··· DATA FOR THIS EXERCISE ···
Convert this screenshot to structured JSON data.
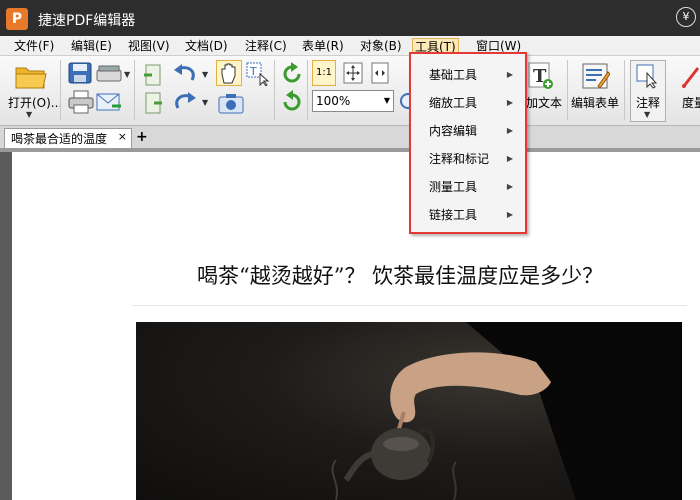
{
  "window": {
    "title": "捷速PDF编辑器",
    "logo_letter": "P",
    "yen_label": "¥"
  },
  "menubar": {
    "items": [
      "文件(F)",
      "编辑(E)",
      "视图(V)",
      "文档(D)",
      "注释(C)",
      "表单(R)",
      "对象(B)",
      "工具(T)",
      "窗口(W)"
    ],
    "active": "工具(T)"
  },
  "toolbar": {
    "open_label": "打开(O)...",
    "zoom_value": "100%",
    "ratio_label": "1:1",
    "add_text_label": "加文本",
    "edit_form_label": "编辑表单",
    "annotate_label": "注释",
    "measure_label": "度量"
  },
  "tabs": {
    "doc_tab": "喝茶最合适的温度",
    "close": "×",
    "new": "+"
  },
  "tools_menu": {
    "items": [
      "基础工具",
      "缩放工具",
      "内容编辑",
      "注释和标记",
      "测量工具",
      "链接工具"
    ]
  },
  "document": {
    "title": "喝茶“越烫越好”？ 饮茶最佳温度应是多少？"
  },
  "colors": {
    "highlight_border": "#e53935",
    "titlebar": "#2d2d2d",
    "logo": "#e8782a"
  }
}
···
**EXERCISE**
Omitting all images, print the listing exactly.

**FINAL RESULT**
Convert this screenshot to structured JSON data.
{
  "window": {
    "title": "捷速PDF编辑器",
    "logo_letter": "P",
    "yen_label": "¥"
  },
  "menubar": {
    "items": [
      "文件(F)",
      "编辑(E)",
      "视图(V)",
      "文档(D)",
      "注释(C)",
      "表单(R)",
      "对象(B)",
      "工具(T)",
      "窗口(W)"
    ],
    "active": "工具(T)"
  },
  "toolbar": {
    "open_label": "打开(O)...",
    "zoom_value": "100%",
    "ratio_label": "1:1",
    "add_text_label": "加文本",
    "edit_form_label": "编辑表单",
    "annotate_label": "注释",
    "measure_label": "度量"
  },
  "tabs": {
    "doc_tab": "喝茶最合适的温度",
    "close": "×",
    "new": "+"
  },
  "tools_menu": {
    "items": [
      "基础工具",
      "缩放工具",
      "内容编辑",
      "注释和标记",
      "测量工具",
      "链接工具"
    ]
  },
  "document": {
    "title": "喝茶“越烫越好”？ 饮茶最佳温度应是多少？"
  },
  "colors": {
    "highlight_border": "#e53935",
    "titlebar": "#2d2d2d",
    "logo": "#e8782a"
  }
}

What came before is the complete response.